* **Brief**
Copy the whole listing below exactly, with nothing left out.

* **The records**
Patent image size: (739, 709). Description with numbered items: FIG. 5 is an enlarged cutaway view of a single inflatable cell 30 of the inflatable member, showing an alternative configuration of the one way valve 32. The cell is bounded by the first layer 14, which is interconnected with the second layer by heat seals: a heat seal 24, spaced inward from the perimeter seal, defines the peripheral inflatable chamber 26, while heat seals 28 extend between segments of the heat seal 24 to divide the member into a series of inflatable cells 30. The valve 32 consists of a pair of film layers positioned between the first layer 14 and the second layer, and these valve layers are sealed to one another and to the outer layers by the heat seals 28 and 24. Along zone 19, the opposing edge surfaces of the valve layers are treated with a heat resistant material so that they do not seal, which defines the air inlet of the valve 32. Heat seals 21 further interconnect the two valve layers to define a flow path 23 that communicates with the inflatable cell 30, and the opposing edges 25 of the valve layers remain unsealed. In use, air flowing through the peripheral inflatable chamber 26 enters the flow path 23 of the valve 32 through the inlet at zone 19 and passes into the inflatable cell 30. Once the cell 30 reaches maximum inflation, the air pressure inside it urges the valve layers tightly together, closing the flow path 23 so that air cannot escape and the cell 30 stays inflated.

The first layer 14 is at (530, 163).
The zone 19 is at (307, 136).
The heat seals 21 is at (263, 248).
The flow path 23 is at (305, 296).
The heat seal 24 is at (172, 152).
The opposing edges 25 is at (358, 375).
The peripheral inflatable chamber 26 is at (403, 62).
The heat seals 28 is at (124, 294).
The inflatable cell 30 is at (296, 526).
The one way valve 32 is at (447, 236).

* **Reply**
Patent image size: (739, 709). Description with numbered items: FIG. 5 is an enlarged cutaway view of a single inflatable cell 30 of the inflatable member, showing an alternative configuration of the one way valve 32. The cell is bounded by the first layer 14, which is interconnected with the second layer by heat seals: a heat seal 24, spaced inward from the perimeter seal, defines the peripheral inflatable chamber 26, while heat seals 28 extend between segments of the heat seal 24 to divide the member into a series of inflatable cells 30. The valve 32 consists of a pair of film layers positioned between the first layer 14 and the second layer, and these valve layers are sealed to one another and to the outer layers by the heat seals 28 and 24. Along zone 19, the opposing edge surfaces of the valve layers are treated with a heat resistant material so that they do not seal, which defines the air inlet of the valve 32. Heat seals 21 further interconnect the two valve layers to define a flow path 23 that communicates with the inflatable cell 30, and the opposing edges 25 of the valve layers remain unsealed. In use, air flowing through the peripheral inflatable chamber 26 enters the flow path 23 of the valve 32 through the inlet at zone 19 and passes into the inflatable cell 30. Once the cell 30 reaches maximum inflation, the air pressure inside it urges the valve layers tightly together, closing the flow path 23 so that air cannot escape and the cell 30 stays inflated.

The first layer 14 is at (530, 163).
The zone 19 is at (307, 136).
The heat seals 21 is at (263, 248).
The flow path 23 is at (305, 296).
The heat seal 24 is at (172, 152).
The opposing edges 25 is at (358, 375).
The peripheral inflatable chamber 26 is at (403, 62).
The heat seals 28 is at (124, 294).
The inflatable cell 30 is at (296, 526).
The one way valve 32 is at (447, 236).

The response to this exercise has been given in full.